• _CHALLENGE_: Report how many lines of the entries below contain the word "Apalancamiento", and nothing more.

• _RECORDS FOR THE TASK_:
○ ○ ○ ○
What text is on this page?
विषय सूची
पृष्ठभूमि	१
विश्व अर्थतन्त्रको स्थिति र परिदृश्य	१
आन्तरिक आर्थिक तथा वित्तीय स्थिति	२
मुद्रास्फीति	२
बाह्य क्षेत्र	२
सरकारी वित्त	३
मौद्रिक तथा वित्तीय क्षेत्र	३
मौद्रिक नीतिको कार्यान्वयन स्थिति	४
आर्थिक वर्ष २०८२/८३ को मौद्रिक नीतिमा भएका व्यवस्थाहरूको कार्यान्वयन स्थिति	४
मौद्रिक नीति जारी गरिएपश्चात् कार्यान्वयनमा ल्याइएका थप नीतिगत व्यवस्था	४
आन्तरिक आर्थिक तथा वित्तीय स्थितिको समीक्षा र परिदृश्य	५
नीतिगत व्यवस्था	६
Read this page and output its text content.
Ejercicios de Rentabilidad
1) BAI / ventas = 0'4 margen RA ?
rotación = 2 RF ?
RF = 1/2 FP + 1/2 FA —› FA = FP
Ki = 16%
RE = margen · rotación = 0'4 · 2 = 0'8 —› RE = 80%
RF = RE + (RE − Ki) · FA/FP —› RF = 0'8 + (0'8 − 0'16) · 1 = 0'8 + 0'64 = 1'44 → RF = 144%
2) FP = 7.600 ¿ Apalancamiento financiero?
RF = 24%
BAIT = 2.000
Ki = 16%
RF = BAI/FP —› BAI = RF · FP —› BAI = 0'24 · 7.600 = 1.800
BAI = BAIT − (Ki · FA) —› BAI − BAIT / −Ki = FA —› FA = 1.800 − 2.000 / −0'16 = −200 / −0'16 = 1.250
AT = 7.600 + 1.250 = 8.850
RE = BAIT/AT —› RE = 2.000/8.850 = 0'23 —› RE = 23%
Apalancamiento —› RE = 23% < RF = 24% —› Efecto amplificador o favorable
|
○ ○ ○ ○
• _FINAL ANSWER_: 2